# Data shown:
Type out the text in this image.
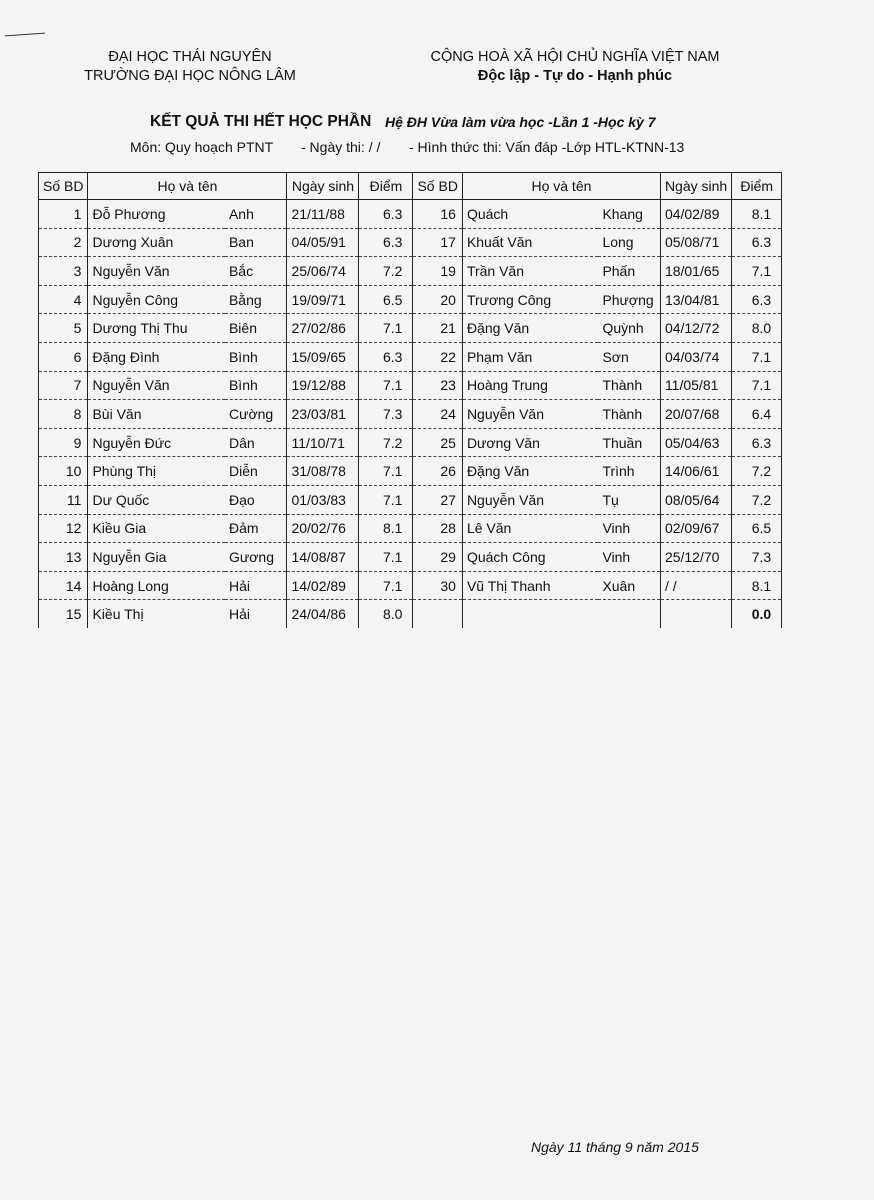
ĐẠI HỌC THÁI NGUYÊN
TRƯỜNG ĐẠI HỌC NÔNG LÂM
CỘNG HOÀ XÃ HỘI CHỦ NGHĨA VIỆT NAM
Độc lập - Tự do - Hạnh phúc
KẾT QUẢ THI HẾT HỌC PHẦN Hệ ĐH Vừa làm vừa học -Lần 1 -Học kỳ 7
Môn: Quy hoạch PTNT - Ngày thi: / / - Hình thức thi: Vấn đáp -Lớp HTL-KTNN-13
Số BD	Họ và tên		Ngày sinh	Điểm	Số BD	Họ và tên		Ngày sinh	Điểm
1	Đỗ Phương	Anh	21/11/88	6.3	16	Quách	Khang	04/02/89	8.1
2	Dương Xuân	Ban	04/05/91	6.3	17	Khuất Văn	Long	05/08/71	6.3
3	Nguyễn Văn	Bắc	25/06/74	7.2	19	Trần Văn	Phấn	18/01/65	7.1
4	Nguyễn Công	Bằng	19/09/71	6.5	20	Trương Công	Phượng	13/04/81	6.3
5	Dương Thị Thu	Biên	27/02/86	7.1	21	Đặng Văn	Quỳnh	04/12/72	8.0
6	Đặng Đình	Bình	15/09/65	6.3	22	Phạm Văn	Sơn	04/03/74	7.1
7	Nguyễn Văn	Bình	19/12/88	7.1	23	Hoàng Trung	Thành	11/05/81	7.1
8	Bùi Văn	Cường	23/03/81	7.3	24	Nguyễn Văn	Thành	20/07/68	6.4
9	Nguyễn Đức	Dân	11/10/71	7.2	25	Dương Văn	Thuần	05/04/63	6.3
10	Phùng Thị	Diễn	31/08/78	7.1	26	Đặng Văn	Trình	14/06/61	7.2
11	Dư Quốc	Đạo	01/03/83	7.1	27	Nguyễn Văn	Tụ	08/05/64	7.2
12	Kiều Gia	Đảm	20/02/76	8.1	28	Lê Văn	Vinh	02/09/67	6.5
13	Nguyễn Gia	Gương	14/08/87	7.1	29	Quách Công	Vinh	25/12/70	7.3
14	Hoàng Long	Hải	14/02/89	7.1	30	Vũ Thị Thanh	Xuân	/ /	8.1
15	Kiều Thị	Hải	24/04/86	8.0					0.0
Ngày 11 tháng 9 năm 2015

# Direction:
Among the lines of the listing, how many hold the string "Xuân"? Respond with only the number.

# Exercise solution:
2